AVAILABLE DATA ->
__________
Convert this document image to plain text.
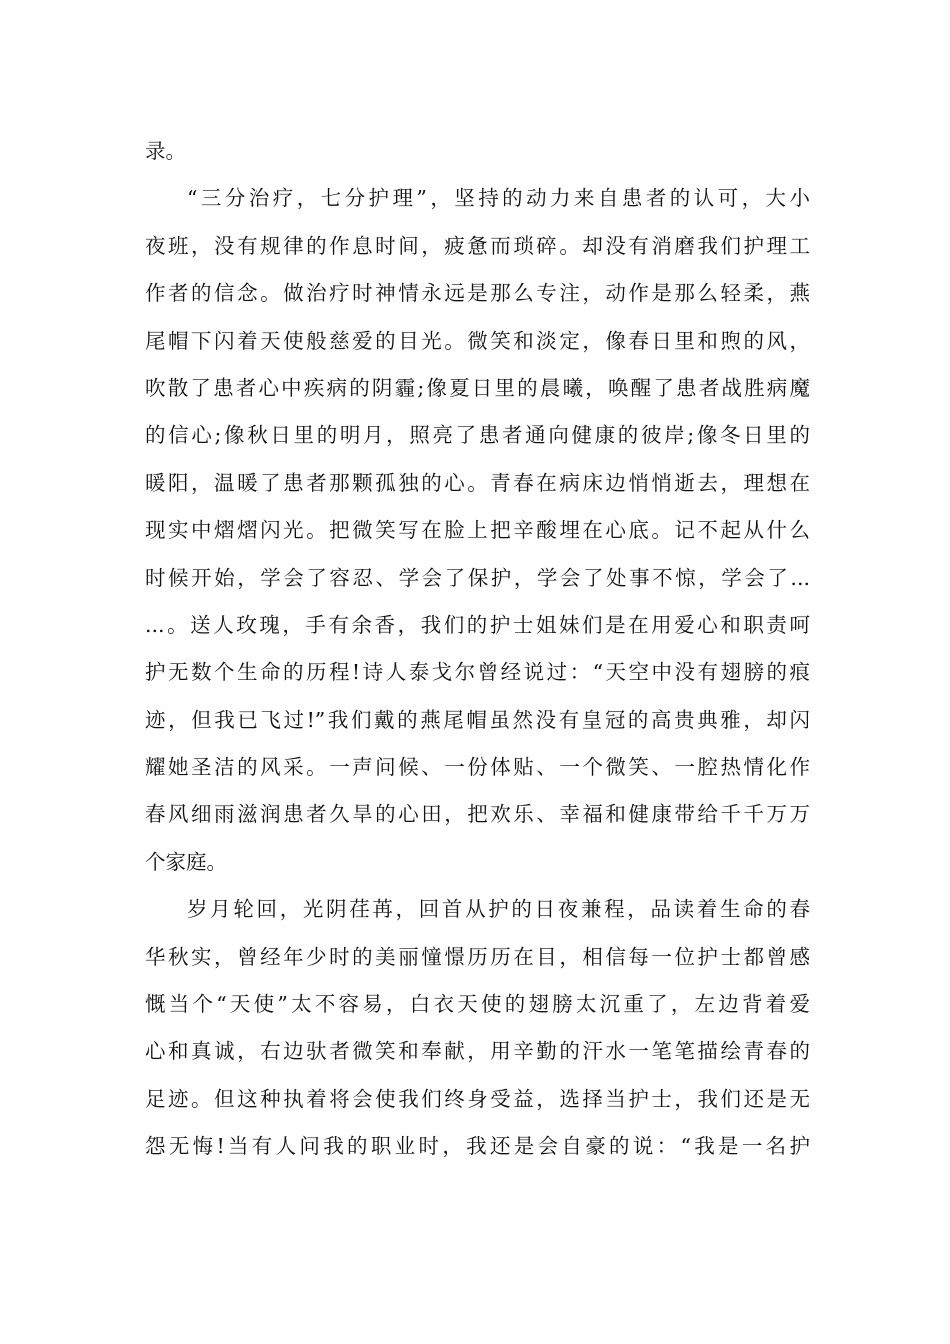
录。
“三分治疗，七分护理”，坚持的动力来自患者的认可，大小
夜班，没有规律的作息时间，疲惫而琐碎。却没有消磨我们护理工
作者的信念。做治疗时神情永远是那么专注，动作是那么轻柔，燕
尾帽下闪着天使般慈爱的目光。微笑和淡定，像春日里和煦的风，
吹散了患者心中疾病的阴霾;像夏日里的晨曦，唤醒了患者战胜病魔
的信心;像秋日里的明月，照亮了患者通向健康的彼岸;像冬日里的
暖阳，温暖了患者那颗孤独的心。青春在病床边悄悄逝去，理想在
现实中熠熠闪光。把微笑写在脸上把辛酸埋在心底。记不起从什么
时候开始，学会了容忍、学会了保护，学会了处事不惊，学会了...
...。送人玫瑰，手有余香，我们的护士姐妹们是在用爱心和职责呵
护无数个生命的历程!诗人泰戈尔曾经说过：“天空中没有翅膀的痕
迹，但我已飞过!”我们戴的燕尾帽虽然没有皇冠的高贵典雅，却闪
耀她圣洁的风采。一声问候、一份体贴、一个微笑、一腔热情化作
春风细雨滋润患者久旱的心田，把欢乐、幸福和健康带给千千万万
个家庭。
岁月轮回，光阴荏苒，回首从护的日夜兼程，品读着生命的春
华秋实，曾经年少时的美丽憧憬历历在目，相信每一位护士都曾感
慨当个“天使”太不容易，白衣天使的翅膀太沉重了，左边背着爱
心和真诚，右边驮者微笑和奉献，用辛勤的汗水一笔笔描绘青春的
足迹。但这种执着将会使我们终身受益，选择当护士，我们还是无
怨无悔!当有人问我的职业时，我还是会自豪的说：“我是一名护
__________
Take the data above and repeat it exactly, leaving each picture out.

Convert this document image to plain text.
录。
“三分治疗，七分护理”，坚持的动力来自患者的认可，大小
夜班，没有规律的作息时间，疲惫而琐碎。却没有消磨我们护理工
作者的信念。做治疗时神情永远是那么专注，动作是那么轻柔，燕
尾帽下闪着天使般慈爱的目光。微笑和淡定，像春日里和煦的风，
吹散了患者心中疾病的阴霾;像夏日里的晨曦，唤醒了患者战胜病魔
的信心;像秋日里的明月，照亮了患者通向健康的彼岸;像冬日里的
暖阳，温暖了患者那颗孤独的心。青春在病床边悄悄逝去，理想在
现实中熠熠闪光。把微笑写在脸上把辛酸埋在心底。记不起从什么
时候开始，学会了容忍、学会了保护，学会了处事不惊，学会了...
...。送人玫瑰，手有余香，我们的护士姐妹们是在用爱心和职责呵
护无数个生命的历程!诗人泰戈尔曾经说过：“天空中没有翅膀的痕
迹，但我已飞过!”我们戴的燕尾帽虽然没有皇冠的高贵典雅，却闪
耀她圣洁的风采。一声问候、一份体贴、一个微笑、一腔热情化作
春风细雨滋润患者久旱的心田，把欢乐、幸福和健康带给千千万万
个家庭。
岁月轮回，光阴荏苒，回首从护的日夜兼程，品读着生命的春
华秋实，曾经年少时的美丽憧憬历历在目，相信每一位护士都曾感
慨当个“天使”太不容易，白衣天使的翅膀太沉重了，左边背着爱
心和真诚，右边驮者微笑和奉献，用辛勤的汗水一笔笔描绘青春的
足迹。但这种执着将会使我们终身受益，选择当护士，我们还是无
怨无悔!当有人问我的职业时，我还是会自豪的说：“我是一名护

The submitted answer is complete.